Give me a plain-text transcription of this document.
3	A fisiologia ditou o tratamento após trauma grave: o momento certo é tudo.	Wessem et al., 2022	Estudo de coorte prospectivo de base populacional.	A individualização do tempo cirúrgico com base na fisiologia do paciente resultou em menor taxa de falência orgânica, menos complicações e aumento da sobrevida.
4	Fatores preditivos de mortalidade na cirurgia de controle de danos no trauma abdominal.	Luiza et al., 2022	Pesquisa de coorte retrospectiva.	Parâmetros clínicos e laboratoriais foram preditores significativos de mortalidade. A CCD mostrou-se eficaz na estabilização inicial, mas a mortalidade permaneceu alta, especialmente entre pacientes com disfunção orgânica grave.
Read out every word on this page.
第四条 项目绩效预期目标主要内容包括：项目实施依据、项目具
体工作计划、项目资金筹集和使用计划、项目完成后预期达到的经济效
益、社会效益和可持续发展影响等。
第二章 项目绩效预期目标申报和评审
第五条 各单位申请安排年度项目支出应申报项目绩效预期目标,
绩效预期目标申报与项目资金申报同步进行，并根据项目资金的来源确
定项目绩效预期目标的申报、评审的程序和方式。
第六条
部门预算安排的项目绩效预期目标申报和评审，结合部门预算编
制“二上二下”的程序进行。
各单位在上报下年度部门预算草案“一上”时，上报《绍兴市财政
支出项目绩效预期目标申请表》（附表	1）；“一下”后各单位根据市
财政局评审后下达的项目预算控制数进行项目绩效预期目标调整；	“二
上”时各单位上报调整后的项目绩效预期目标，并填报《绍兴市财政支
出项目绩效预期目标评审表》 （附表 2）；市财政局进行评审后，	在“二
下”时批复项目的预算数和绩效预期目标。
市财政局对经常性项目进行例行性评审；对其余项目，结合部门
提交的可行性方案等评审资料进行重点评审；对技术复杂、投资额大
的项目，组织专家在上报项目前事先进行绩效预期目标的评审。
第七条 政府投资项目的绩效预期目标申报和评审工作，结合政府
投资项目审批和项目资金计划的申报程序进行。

****************************************

> WHAT TO DO
Take the material above and return all of it exactly.

> EXERCISE RESULT
Give me a plain-text transcription of this document.
3	A fisiologia ditou o tratamento após trauma grave: o momento certo é tudo.	Wessem et al., 2022	Estudo de coorte prospectivo de base populacional.	A individualização do tempo cirúrgico com base na fisiologia do paciente resultou em menor taxa de falência orgânica, menos complicações e aumento da sobrevida.
4	Fatores preditivos de mortalidade na cirurgia de controle de danos no trauma abdominal.	Luiza et al., 2022	Pesquisa de coorte retrospectiva.	Parâmetros clínicos e laboratoriais foram preditores significativos de mortalidade. A CCD mostrou-se eficaz na estabilização inicial, mas a mortalidade permaneceu alta, especialmente entre pacientes com disfunção orgânica grave.
Read out every word on this page.
第四条 项目绩效预期目标主要内容包括：项目实施依据、项目具
体工作计划、项目资金筹集和使用计划、项目完成后预期达到的经济效
益、社会效益和可持续发展影响等。
第二章 项目绩效预期目标申报和评审
第五条 各单位申请安排年度项目支出应申报项目绩效预期目标,
绩效预期目标申报与项目资金申报同步进行，并根据项目资金的来源确
定项目绩效预期目标的申报、评审的程序和方式。
第六条
部门预算安排的项目绩效预期目标申报和评审，结合部门预算编
制“二上二下”的程序进行。
各单位在上报下年度部门预算草案“一上”时，上报《绍兴市财政
支出项目绩效预期目标申请表》（附表	1）；“一下”后各单位根据市
财政局评审后下达的项目预算控制数进行项目绩效预期目标调整；	“二
上”时各单位上报调整后的项目绩效预期目标，并填报《绍兴市财政支
出项目绩效预期目标评审表》 （附表 2）；市财政局进行评审后，	在“二
下”时批复项目的预算数和绩效预期目标。
市财政局对经常性项目进行例行性评审；对其余项目，结合部门
提交的可行性方案等评审资料进行重点评审；对技术复杂、投资额大
的项目，组织专家在上报项目前事先进行绩效预期目标的评审。
第七条 政府投资项目的绩效预期目标申报和评审工作，结合政府
投资项目审批和项目资金计划的申报程序进行。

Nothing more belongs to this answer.